*STATED GOAL*
Scan the listing below and copy every line holding "budget".

+++ RECORDS PROVIDED

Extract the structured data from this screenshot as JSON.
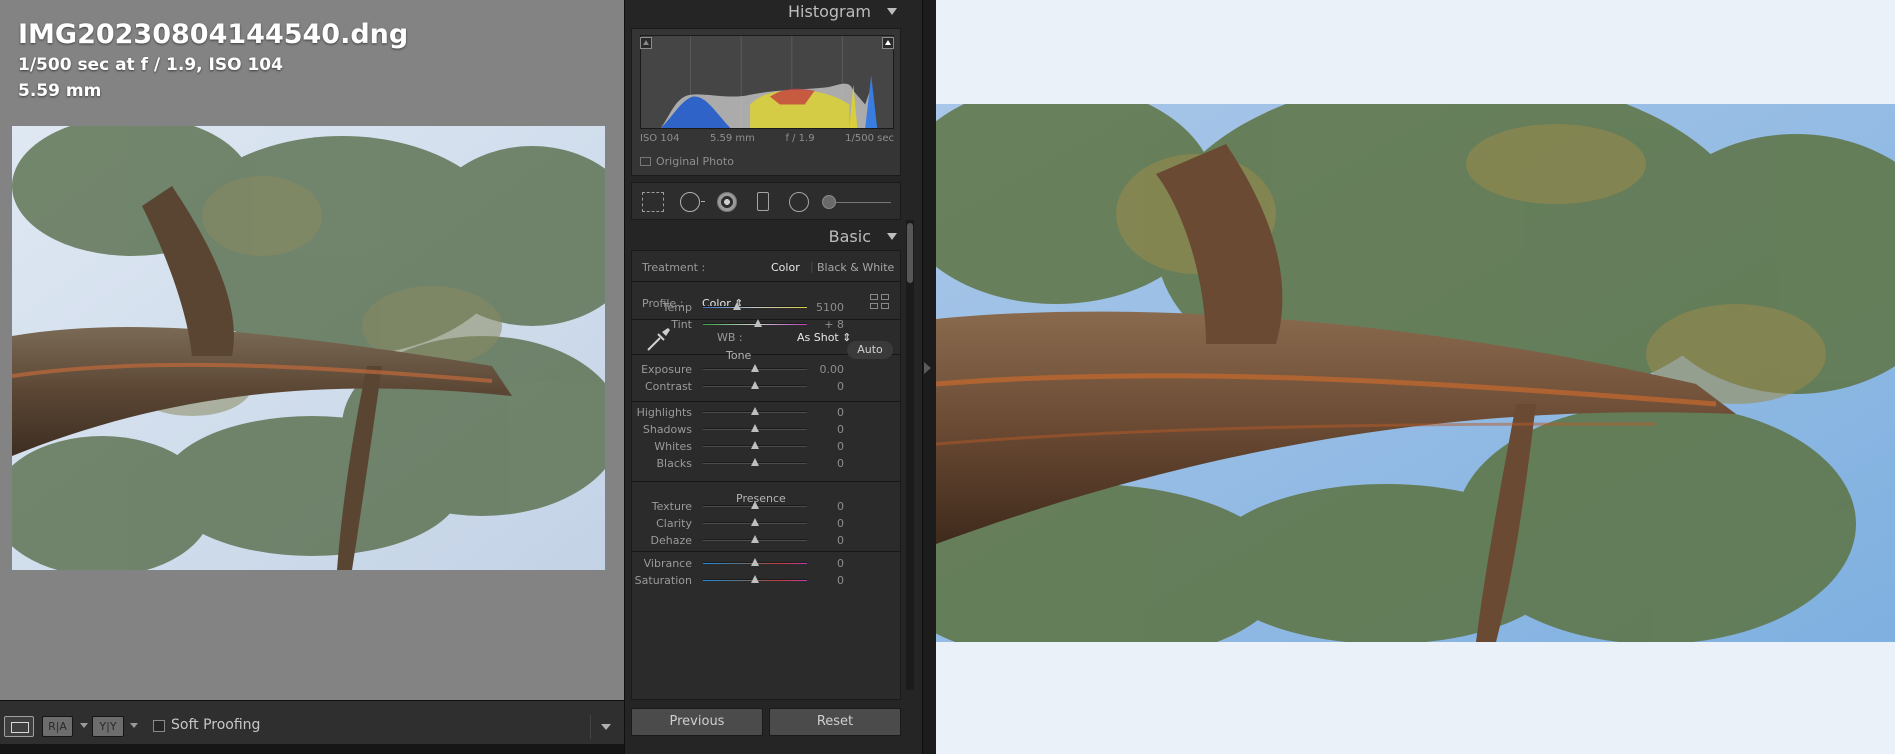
{
  "photo": {
    "filename": "IMG20230804144540.dng",
    "exposure": "1/500 sec at f / 1.9, ISO 104",
    "focal_length": "5.59 mm"
  },
  "toolbar": {
    "loupe_view": "loupe-view-icon",
    "before_after_ra_label": "R|A",
    "before_after_yy_label": "Y|Y",
    "soft_proofing_label": "Soft Proofing",
    "soft_proofing_checked": false
  },
  "histogram": {
    "title": "Histogram",
    "iso": "ISO 104",
    "focal": "5.59 mm",
    "aperture": "f / 1.9",
    "shutter": "1/500 sec",
    "original_photo_label": "Original Photo"
  },
  "basic": {
    "title": "Basic",
    "treatment_label": "Treatment :",
    "treatment_color": "Color",
    "treatment_bw": "Black & White",
    "profile_label": "Profile :",
    "profile_value": "Color",
    "wb_label": "WB :",
    "wb_value": "As Shot",
    "tone_label": "Tone",
    "auto_label": "Auto",
    "presence_label": "Presence",
    "sliders": [
      {
        "name": "Temp",
        "value": "5100",
        "position": 0.33
      },
      {
        "name": "Tint",
        "value": "+ 8",
        "position": 0.53
      },
      {
        "name": "Exposure",
        "value": "0.00",
        "position": 0.5
      },
      {
        "name": "Contrast",
        "value": "0",
        "position": 0.5
      },
      {
        "name": "Highlights",
        "value": "0",
        "position": 0.5
      },
      {
        "name": "Shadows",
        "value": "0",
        "position": 0.5
      },
      {
        "name": "Whites",
        "value": "0",
        "position": 0.5
      },
      {
        "name": "Blacks",
        "value": "0",
        "position": 0.5
      },
      {
        "name": "Texture",
        "value": "0",
        "position": 0.5
      },
      {
        "name": "Clarity",
        "value": "0",
        "position": 0.5
      },
      {
        "name": "Dehaze",
        "value": "0",
        "position": 0.5
      },
      {
        "name": "Vibrance",
        "value": "0",
        "position": 0.5
      },
      {
        "name": "Saturation",
        "value": "0",
        "position": 0.5
      }
    ]
  },
  "buttons": {
    "previous": "Previous",
    "reset": "Reset"
  },
  "colors": {
    "left_bg": "#838383",
    "panel_bg": "#252525",
    "preview_bg": "#eaf1f8",
    "accent_text": "#e8e8e8"
  }
}
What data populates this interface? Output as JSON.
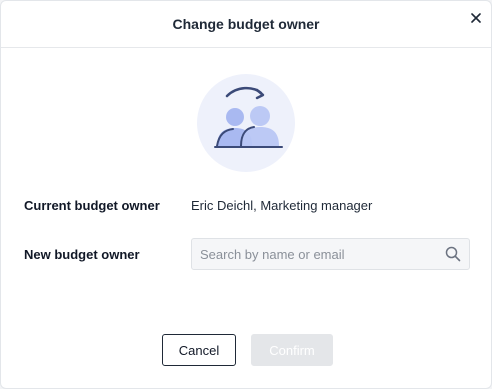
{
  "dialog": {
    "title": "Change budget owner",
    "close_icon": "close-icon"
  },
  "illustration": {
    "icon": "swap-people-icon"
  },
  "current_owner": {
    "label": "Current budget owner",
    "value": "Eric Deichl, Marketing manager"
  },
  "new_owner": {
    "label": "New budget owner",
    "search_placeholder": "Search by name or email",
    "search_value": "",
    "search_icon": "search-icon"
  },
  "actions": {
    "cancel_label": "Cancel",
    "confirm_label": "Confirm",
    "confirm_disabled": true
  },
  "colors": {
    "illustration_bg": "#eef1fb",
    "person_fill": "#a9b9f1",
    "person_stroke": "#3b4a78",
    "confirm_bg": "#e4e6e9"
  }
}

++++++

*TASK OUTPUT*
    "title": "Change budget owner",
    "label": "Current budget owner",
    "label": "New budget owner",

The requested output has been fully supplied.